### Aim
Reproduce the data word for word, starting at its first line and ending with the line that contains "chrome-menu-button[interactable] bbox=[383, 63, 417, 97]", both included.
-- begin Available records --
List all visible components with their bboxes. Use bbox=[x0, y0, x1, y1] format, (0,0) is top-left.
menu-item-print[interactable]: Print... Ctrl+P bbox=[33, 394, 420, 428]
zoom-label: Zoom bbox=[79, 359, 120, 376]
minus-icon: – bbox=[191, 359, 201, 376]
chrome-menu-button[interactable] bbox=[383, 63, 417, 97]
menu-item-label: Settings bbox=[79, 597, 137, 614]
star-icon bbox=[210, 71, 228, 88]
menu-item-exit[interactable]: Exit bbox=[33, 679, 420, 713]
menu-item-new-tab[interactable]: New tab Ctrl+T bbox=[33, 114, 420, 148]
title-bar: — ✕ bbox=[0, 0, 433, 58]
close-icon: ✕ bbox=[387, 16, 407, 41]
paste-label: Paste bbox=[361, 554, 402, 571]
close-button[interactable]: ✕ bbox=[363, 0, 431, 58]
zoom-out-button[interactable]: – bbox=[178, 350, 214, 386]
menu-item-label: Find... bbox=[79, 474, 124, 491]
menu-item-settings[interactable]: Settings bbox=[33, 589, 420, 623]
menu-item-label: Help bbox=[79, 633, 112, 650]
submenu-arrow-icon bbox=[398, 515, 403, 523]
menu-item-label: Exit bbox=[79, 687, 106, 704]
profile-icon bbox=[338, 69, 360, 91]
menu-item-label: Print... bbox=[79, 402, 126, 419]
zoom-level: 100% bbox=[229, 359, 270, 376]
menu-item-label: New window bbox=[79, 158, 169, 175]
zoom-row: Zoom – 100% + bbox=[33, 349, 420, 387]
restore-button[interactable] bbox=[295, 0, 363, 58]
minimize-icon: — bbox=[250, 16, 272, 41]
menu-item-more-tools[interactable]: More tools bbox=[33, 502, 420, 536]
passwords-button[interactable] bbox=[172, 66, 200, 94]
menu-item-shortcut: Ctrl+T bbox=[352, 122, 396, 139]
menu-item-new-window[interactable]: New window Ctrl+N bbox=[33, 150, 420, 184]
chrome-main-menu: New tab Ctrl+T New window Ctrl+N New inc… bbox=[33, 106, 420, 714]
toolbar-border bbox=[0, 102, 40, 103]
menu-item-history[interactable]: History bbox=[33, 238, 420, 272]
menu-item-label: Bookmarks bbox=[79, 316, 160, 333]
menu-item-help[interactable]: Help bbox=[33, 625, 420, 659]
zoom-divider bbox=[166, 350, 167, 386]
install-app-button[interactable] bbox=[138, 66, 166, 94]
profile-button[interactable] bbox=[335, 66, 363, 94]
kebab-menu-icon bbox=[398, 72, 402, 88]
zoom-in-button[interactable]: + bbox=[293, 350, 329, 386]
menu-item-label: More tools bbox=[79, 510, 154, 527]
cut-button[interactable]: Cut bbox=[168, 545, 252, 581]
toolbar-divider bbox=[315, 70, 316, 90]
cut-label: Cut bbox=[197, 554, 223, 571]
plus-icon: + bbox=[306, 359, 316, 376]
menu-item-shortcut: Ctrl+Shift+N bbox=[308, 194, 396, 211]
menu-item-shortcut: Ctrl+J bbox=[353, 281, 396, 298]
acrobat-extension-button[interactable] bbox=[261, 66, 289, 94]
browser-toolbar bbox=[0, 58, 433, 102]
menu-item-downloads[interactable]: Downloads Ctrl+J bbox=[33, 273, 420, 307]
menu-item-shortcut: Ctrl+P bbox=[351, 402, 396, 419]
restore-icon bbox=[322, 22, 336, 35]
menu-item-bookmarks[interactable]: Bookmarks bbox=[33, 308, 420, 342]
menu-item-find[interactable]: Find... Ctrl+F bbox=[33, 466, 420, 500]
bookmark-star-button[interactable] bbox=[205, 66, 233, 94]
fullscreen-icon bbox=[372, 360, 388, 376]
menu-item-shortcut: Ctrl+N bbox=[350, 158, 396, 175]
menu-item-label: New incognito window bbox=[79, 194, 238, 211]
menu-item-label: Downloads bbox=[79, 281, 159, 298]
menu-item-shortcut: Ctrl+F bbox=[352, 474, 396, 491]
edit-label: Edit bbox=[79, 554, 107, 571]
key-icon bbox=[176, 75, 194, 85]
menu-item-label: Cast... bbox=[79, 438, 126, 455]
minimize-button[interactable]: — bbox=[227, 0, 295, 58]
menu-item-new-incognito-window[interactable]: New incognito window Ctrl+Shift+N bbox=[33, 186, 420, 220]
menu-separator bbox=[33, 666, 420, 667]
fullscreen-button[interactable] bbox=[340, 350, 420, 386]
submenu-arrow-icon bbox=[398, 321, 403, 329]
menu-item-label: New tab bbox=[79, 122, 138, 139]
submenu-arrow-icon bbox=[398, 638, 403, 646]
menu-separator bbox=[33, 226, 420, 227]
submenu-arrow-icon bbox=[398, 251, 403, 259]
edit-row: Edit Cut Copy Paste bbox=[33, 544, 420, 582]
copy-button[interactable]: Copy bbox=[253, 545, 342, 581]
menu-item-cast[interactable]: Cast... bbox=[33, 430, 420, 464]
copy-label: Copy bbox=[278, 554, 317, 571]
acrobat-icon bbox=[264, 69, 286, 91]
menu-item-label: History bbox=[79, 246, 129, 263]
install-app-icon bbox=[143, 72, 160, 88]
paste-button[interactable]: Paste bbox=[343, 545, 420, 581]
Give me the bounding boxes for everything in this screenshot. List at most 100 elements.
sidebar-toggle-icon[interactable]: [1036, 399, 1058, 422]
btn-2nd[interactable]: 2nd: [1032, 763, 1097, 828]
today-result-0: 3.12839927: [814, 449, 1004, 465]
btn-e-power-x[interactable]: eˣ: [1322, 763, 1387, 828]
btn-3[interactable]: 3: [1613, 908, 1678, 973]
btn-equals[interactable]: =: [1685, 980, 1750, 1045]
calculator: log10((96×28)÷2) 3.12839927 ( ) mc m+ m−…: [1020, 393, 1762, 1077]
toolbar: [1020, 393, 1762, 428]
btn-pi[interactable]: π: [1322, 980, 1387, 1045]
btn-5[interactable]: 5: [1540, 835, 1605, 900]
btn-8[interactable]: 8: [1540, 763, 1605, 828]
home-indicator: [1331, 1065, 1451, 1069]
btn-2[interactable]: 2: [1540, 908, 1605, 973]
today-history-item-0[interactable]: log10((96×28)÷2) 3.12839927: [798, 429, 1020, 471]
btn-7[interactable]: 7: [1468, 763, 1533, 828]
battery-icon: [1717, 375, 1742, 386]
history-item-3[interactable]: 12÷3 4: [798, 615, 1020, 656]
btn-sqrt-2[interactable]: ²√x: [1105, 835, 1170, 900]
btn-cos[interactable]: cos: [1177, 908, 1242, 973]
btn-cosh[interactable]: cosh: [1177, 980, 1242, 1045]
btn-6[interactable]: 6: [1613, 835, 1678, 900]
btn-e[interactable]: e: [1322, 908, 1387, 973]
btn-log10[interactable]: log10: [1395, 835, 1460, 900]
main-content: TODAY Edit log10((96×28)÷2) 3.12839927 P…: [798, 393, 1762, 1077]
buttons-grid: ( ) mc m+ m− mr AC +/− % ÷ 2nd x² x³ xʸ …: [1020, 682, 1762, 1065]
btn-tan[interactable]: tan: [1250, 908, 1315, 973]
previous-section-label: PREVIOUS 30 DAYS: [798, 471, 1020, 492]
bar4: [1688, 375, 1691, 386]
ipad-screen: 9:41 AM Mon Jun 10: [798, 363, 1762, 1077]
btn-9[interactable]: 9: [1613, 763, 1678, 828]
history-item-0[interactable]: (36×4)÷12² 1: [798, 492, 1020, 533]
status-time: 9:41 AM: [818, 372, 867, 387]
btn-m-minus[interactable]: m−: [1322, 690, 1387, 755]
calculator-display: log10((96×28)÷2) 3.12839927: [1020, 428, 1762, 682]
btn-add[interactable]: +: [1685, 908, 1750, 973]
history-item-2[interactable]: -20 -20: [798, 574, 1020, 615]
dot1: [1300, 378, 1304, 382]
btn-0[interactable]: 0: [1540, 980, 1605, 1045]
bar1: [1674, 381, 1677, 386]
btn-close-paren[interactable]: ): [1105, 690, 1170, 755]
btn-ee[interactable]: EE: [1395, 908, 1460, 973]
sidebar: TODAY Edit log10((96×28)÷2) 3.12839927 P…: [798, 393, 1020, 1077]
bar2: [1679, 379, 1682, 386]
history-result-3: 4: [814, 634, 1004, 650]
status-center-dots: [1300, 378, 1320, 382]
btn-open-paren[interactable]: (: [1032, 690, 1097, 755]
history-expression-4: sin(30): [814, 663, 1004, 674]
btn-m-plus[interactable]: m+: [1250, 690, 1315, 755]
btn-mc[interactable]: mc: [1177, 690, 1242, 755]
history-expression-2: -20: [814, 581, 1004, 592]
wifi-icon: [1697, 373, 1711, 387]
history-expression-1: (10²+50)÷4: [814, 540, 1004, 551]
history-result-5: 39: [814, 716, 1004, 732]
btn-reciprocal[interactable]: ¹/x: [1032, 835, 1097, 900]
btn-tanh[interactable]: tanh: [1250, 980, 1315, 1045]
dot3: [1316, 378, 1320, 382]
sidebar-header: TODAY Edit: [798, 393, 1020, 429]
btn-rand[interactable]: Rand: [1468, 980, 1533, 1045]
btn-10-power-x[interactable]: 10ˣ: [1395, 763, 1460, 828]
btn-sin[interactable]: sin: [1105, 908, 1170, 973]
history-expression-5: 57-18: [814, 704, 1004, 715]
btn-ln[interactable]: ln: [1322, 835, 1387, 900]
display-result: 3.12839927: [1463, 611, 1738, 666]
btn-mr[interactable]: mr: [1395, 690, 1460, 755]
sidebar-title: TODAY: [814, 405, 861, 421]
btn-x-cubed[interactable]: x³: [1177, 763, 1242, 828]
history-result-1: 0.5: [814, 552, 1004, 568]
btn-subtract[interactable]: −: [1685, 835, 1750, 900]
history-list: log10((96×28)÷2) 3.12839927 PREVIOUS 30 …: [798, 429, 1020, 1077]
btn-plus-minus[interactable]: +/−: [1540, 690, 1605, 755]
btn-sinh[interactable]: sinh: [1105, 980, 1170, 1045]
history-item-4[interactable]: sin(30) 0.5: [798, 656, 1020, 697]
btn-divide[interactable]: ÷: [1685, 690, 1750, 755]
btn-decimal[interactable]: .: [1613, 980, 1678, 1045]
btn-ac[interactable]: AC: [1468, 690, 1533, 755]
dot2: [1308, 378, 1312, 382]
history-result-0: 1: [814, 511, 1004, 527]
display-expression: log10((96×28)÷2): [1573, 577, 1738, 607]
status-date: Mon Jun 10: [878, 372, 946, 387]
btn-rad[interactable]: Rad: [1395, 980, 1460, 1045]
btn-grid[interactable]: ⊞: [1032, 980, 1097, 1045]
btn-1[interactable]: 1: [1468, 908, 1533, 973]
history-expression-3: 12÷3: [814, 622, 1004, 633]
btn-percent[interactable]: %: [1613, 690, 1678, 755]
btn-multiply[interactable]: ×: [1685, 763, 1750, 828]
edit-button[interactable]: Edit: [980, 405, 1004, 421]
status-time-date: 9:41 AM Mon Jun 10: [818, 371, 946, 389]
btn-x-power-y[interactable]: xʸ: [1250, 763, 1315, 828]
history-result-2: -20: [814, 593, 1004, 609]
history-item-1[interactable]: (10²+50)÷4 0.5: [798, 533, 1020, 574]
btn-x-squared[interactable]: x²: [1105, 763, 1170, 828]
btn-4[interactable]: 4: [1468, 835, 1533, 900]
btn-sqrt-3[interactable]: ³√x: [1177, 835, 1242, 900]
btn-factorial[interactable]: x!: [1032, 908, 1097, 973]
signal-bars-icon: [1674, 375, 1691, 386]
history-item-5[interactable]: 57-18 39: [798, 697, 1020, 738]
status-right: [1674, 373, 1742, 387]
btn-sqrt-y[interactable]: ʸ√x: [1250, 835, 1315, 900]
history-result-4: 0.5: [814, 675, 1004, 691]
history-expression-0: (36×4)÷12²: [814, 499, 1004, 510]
-- end Available records --
### Answer to the problem
List all visible components with their bboxes. Use bbox=[x0, y0, x1, y1] format, (0,0) is top-left.
menu-item-print[interactable]: Print... Ctrl+P bbox=[33, 394, 420, 428]
zoom-label: Zoom bbox=[79, 359, 120, 376]
minus-icon: – bbox=[191, 359, 201, 376]
chrome-menu-button[interactable] bbox=[383, 63, 417, 97]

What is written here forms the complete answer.